PROMPT
Could you repeat, word for word, every line from the one containing "OCR this image." through the final line of the records below, and nothing else?
— start RECORDS —
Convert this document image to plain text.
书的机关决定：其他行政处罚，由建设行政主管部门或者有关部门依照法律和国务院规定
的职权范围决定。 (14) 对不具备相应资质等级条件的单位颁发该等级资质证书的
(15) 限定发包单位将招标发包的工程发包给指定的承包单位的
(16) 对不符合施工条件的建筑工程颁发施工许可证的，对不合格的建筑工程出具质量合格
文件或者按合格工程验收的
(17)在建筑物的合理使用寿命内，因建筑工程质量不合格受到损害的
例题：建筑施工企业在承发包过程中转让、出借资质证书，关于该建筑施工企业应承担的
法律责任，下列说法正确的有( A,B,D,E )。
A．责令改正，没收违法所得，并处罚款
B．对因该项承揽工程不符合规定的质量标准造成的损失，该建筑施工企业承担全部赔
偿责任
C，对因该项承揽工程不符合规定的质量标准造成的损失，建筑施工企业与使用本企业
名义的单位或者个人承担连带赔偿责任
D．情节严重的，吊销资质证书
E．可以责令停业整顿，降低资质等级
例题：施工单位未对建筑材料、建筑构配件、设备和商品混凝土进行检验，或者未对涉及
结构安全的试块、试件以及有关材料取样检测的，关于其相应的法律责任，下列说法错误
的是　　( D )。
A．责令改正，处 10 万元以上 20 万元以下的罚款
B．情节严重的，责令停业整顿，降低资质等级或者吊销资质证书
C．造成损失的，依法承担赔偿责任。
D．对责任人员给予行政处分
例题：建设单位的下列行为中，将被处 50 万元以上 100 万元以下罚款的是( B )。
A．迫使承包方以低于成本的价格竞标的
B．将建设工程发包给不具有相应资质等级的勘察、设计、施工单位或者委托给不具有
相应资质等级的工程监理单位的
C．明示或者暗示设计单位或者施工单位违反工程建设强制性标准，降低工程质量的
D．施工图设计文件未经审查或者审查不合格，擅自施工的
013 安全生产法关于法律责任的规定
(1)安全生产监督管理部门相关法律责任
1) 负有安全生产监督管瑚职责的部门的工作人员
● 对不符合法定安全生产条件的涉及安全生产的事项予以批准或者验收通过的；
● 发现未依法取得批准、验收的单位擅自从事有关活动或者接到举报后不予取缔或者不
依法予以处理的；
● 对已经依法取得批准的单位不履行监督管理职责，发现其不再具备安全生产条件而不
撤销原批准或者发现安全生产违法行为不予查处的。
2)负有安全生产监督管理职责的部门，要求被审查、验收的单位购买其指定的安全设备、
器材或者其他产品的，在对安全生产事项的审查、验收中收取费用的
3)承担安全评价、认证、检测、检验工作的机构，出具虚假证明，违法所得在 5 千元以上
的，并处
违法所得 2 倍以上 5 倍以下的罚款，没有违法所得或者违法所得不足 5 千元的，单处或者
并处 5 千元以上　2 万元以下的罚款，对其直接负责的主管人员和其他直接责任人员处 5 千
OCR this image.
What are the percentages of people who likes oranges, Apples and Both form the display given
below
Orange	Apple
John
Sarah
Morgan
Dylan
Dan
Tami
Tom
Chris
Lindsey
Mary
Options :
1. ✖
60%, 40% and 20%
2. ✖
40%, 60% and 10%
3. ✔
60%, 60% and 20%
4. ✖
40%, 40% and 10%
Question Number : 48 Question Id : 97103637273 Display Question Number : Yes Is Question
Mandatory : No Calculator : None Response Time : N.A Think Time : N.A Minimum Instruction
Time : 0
— end RECORDS —
ANSWER IN FULL
OCR this image.
What are the percentages of people who likes oranges, Apples and Both form the display given
below
Orange	Apple
John
Sarah
Morgan
Dylan
Dan
Tami
Tom
Chris
Lindsey
Mary
Options :
1. ✖
60%, 40% and 20%
2. ✖
40%, 60% and 10%
3. ✔
60%, 60% and 20%
4. ✖
40%, 40% and 10%
Question Number : 48 Question Id : 97103637273 Display Question Number : Yes Is Question
Mandatory : No Calculator : None Response Time : N.A Think Time : N.A Minimum Instruction
Time : 0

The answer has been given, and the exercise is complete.